Aim: Return the listing below in full, with every line exactly as it is.
[BEGIN Input data]
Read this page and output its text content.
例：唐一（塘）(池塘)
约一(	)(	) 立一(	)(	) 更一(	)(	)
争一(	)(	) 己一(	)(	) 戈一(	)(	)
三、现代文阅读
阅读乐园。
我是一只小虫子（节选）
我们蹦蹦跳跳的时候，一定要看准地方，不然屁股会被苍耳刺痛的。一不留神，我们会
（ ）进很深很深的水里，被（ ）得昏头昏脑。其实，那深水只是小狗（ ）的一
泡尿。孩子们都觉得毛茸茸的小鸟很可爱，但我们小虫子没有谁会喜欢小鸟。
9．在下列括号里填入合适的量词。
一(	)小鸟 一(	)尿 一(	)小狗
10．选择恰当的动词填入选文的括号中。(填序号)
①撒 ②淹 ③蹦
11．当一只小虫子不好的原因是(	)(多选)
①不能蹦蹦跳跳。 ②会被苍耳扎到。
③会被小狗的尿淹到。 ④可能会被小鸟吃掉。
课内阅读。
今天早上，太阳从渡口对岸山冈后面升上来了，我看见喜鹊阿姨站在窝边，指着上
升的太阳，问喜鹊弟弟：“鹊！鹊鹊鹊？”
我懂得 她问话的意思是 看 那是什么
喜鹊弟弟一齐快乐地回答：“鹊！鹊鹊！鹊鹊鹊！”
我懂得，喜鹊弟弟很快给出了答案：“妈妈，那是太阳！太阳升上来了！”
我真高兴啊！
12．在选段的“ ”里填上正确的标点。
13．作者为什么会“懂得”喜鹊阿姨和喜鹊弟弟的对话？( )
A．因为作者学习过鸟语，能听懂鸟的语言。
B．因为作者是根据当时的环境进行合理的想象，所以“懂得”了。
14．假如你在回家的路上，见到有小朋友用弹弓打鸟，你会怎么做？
[END Input data]
Response:
Read this page and output its text content.
例：唐一（塘）(池塘)
约一(	)(	) 立一(	)(	) 更一(	)(	)
争一(	)(	) 己一(	)(	) 戈一(	)(	)
三、现代文阅读
阅读乐园。
我是一只小虫子（节选）
我们蹦蹦跳跳的时候，一定要看准地方，不然屁股会被苍耳刺痛的。一不留神，我们会
（ ）进很深很深的水里，被（ ）得昏头昏脑。其实，那深水只是小狗（ ）的一
泡尿。孩子们都觉得毛茸茸的小鸟很可爱，但我们小虫子没有谁会喜欢小鸟。
9．在下列括号里填入合适的量词。
一(	)小鸟 一(	)尿 一(	)小狗
10．选择恰当的动词填入选文的括号中。(填序号)
①撒 ②淹 ③蹦
11．当一只小虫子不好的原因是(	)(多选)
①不能蹦蹦跳跳。 ②会被苍耳扎到。
③会被小狗的尿淹到。 ④可能会被小鸟吃掉。
课内阅读。
今天早上，太阳从渡口对岸山冈后面升上来了，我看见喜鹊阿姨站在窝边，指着上
升的太阳，问喜鹊弟弟：“鹊！鹊鹊鹊？”
我懂得 她问话的意思是 看 那是什么
喜鹊弟弟一齐快乐地回答：“鹊！鹊鹊！鹊鹊鹊！”
我懂得，喜鹊弟弟很快给出了答案：“妈妈，那是太阳！太阳升上来了！”
我真高兴啊！
12．在选段的“ ”里填上正确的标点。
13．作者为什么会“懂得”喜鹊阿姨和喜鹊弟弟的对话？( )
A．因为作者学习过鸟语，能听懂鸟的语言。
B．因为作者是根据当时的环境进行合理的想象，所以“懂得”了。
14．假如你在回家的路上，见到有小朋友用弹弓打鸟，你会怎么做？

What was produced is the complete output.